What is required
Present every line in which the string "spiders" appears.

Excerpted records

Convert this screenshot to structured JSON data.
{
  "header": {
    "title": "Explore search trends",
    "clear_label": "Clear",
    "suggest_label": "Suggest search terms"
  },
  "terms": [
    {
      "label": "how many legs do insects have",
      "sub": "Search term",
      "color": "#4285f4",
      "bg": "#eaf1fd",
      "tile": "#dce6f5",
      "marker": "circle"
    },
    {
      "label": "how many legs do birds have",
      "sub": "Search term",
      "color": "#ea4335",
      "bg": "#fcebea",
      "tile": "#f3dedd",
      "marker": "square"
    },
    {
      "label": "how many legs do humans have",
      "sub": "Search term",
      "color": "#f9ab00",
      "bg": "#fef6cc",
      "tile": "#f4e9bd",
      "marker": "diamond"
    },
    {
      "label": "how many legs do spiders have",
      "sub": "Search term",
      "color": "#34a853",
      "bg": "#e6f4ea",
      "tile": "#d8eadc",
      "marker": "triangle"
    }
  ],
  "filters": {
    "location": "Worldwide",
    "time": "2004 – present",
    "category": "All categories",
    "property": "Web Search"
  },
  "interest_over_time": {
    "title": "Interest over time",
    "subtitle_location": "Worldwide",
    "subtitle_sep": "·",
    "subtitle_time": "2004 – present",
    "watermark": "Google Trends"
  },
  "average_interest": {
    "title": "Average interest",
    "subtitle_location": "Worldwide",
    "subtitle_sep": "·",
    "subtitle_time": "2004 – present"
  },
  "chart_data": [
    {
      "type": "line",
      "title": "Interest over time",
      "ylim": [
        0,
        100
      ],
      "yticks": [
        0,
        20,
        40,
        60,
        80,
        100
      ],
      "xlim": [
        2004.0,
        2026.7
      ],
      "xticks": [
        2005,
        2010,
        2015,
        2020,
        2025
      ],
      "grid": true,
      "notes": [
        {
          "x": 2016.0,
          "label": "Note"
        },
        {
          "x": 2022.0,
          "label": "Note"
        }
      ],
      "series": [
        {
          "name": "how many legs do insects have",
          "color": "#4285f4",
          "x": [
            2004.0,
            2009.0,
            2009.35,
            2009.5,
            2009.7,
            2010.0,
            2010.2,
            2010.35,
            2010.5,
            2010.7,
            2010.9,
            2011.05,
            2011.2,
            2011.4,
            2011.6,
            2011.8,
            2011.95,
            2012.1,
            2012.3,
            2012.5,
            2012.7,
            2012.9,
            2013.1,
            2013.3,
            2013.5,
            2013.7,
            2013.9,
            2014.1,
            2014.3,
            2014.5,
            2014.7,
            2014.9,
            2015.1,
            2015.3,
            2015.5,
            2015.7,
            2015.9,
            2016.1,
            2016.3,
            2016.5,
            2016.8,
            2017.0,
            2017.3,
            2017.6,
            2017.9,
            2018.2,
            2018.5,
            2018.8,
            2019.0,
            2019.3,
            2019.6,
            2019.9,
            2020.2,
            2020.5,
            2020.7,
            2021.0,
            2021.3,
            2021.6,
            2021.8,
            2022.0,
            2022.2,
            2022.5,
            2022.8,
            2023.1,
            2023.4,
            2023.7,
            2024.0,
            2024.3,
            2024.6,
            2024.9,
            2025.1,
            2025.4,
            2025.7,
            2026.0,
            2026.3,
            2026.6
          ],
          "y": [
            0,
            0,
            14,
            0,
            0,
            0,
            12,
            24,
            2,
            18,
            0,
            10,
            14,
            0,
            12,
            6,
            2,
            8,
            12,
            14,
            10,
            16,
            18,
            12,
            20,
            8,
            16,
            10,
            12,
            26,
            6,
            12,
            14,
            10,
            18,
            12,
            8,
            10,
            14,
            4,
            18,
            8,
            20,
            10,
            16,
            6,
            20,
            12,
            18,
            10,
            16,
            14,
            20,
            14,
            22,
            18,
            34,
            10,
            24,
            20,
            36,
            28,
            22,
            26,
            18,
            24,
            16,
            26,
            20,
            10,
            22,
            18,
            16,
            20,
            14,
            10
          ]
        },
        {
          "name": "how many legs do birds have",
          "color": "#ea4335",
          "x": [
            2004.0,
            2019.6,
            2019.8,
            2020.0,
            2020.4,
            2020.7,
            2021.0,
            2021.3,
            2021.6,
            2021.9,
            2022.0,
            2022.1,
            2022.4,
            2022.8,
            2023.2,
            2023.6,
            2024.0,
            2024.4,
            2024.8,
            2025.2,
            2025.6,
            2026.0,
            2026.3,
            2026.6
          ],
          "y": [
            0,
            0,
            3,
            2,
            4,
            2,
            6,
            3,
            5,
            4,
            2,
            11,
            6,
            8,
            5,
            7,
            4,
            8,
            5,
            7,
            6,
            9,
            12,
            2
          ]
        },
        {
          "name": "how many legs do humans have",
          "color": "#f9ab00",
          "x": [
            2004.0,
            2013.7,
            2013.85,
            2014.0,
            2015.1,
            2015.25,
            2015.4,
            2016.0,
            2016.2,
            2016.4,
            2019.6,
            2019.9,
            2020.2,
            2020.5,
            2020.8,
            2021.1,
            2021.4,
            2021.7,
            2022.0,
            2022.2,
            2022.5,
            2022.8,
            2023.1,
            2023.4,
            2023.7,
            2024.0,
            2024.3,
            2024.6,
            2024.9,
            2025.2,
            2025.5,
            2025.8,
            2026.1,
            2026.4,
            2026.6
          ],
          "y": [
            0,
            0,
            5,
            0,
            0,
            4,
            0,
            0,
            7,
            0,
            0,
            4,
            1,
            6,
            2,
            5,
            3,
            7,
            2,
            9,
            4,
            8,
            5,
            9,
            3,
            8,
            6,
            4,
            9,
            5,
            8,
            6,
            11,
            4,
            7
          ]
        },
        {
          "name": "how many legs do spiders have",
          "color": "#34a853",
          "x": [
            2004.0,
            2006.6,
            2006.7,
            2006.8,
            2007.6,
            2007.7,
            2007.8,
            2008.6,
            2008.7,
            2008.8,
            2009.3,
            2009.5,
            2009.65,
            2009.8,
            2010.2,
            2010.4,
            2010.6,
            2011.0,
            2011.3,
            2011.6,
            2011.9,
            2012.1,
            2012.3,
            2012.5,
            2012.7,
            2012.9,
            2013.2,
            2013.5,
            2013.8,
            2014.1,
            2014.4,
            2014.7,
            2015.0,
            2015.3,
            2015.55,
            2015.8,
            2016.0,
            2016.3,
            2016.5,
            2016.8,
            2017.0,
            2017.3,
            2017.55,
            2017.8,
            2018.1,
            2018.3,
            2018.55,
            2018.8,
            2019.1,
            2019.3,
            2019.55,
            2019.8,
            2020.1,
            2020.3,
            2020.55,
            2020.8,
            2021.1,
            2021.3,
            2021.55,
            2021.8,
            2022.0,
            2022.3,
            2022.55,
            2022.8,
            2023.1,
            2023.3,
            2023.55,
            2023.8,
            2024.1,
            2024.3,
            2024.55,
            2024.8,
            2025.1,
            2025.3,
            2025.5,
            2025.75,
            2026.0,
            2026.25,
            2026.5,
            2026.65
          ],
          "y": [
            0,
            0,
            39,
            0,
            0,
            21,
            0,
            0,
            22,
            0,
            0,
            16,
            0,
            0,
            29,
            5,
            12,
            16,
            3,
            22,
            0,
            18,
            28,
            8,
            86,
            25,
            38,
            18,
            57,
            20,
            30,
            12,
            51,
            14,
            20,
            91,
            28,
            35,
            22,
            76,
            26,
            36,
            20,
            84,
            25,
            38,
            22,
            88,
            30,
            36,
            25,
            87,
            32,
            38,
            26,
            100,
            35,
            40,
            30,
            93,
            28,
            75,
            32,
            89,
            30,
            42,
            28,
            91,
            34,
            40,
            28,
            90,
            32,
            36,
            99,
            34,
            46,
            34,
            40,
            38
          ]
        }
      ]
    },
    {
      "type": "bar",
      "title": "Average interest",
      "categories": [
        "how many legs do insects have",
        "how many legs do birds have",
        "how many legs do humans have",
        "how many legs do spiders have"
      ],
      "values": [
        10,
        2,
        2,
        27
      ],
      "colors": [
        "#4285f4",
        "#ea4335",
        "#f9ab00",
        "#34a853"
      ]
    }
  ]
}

Right answer
      "label": "how many legs do spiders have",
          "name": "how many legs do spiders have",
        "how many legs do spiders have"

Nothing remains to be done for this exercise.